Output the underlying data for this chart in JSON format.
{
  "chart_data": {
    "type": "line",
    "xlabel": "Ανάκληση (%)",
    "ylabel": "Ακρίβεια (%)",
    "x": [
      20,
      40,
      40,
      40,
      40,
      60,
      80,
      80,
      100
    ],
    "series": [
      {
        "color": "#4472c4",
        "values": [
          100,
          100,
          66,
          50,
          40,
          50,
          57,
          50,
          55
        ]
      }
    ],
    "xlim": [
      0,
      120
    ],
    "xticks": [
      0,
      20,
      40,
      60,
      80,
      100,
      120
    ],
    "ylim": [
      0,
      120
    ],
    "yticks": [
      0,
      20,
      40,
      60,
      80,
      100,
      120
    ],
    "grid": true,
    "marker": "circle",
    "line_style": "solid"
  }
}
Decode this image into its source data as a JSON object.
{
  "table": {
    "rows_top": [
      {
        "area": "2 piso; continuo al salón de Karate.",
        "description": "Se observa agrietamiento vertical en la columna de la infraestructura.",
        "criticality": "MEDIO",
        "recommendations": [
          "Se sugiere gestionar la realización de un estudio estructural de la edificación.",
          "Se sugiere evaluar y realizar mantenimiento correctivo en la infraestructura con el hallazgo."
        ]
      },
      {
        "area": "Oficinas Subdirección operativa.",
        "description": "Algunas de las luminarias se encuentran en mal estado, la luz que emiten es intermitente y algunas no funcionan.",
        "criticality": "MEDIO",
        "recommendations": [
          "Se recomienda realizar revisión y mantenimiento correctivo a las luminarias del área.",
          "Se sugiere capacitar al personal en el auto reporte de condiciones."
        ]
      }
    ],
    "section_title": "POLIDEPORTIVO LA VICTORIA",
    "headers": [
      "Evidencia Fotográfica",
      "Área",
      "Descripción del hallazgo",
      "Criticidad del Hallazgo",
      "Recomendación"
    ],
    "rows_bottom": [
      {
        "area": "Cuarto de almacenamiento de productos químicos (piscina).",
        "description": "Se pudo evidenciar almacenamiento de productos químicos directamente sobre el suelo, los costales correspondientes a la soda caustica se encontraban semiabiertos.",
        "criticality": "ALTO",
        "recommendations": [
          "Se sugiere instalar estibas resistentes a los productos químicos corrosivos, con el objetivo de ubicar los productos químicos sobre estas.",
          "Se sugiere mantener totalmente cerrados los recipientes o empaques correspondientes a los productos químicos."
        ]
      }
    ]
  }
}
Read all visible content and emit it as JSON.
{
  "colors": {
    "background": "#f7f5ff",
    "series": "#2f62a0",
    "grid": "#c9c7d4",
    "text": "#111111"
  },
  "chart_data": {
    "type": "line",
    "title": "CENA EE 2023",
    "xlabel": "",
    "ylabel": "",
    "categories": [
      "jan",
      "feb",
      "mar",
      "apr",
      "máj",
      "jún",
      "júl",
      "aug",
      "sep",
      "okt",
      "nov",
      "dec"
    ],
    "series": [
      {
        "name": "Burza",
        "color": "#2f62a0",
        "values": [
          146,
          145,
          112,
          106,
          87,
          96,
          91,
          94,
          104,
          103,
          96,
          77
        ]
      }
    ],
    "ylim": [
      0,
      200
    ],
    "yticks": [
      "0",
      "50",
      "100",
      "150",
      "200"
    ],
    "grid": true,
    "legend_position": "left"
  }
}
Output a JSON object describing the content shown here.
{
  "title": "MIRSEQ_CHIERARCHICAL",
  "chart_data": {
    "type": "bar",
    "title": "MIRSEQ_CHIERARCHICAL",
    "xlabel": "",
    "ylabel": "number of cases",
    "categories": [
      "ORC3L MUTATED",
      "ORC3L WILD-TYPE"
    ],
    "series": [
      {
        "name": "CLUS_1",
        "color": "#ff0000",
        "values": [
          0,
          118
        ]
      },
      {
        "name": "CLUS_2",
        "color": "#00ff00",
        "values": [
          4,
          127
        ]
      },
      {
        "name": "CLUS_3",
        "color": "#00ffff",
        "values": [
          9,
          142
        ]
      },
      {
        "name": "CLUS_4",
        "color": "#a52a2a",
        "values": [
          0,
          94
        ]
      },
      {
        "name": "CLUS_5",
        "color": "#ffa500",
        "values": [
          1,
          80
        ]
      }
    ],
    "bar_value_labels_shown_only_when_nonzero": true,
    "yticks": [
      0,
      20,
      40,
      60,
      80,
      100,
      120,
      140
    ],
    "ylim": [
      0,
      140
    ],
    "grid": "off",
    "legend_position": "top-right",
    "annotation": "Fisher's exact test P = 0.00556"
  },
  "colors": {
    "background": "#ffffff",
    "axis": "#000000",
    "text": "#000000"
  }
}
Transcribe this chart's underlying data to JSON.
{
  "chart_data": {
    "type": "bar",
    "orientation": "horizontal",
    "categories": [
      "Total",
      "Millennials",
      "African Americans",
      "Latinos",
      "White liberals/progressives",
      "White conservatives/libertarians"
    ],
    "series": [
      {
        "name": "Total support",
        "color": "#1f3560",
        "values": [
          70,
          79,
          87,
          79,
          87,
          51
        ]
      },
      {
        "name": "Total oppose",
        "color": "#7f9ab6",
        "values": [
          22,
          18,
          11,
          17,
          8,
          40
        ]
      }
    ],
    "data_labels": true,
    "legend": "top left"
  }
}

————

INSTRUCTIONS TO FOLLOW =
Take the line that contains "Transcribe this chart's" and each line after it down to the last of the records, and retype them exactly; add nothing else.

WRITTEN SOLUTION =
Transcribe this chart's underlying data to JSON.
{
  "chart_data": {
    "type": "bar",
    "orientation": "horizontal",
    "categories": [
      "Total",
      "Millennials",
      "African Americans",
      "Latinos",
      "White liberals/progressives",
      "White conservatives/libertarians"
    ],
    "series": [
      {
        "name": "Total support",
        "color": "#1f3560",
        "values": [
          70,
          79,
          87,
          79,
          87,
          51
        ]
      },
      {
        "name": "Total oppose",
        "color": "#7f9ab6",
        "values": [
          22,
          18,
          11,
          17,
          8,
          40
        ]
      }
    ],
    "data_labels": true,
    "legend": "top left"
  }
}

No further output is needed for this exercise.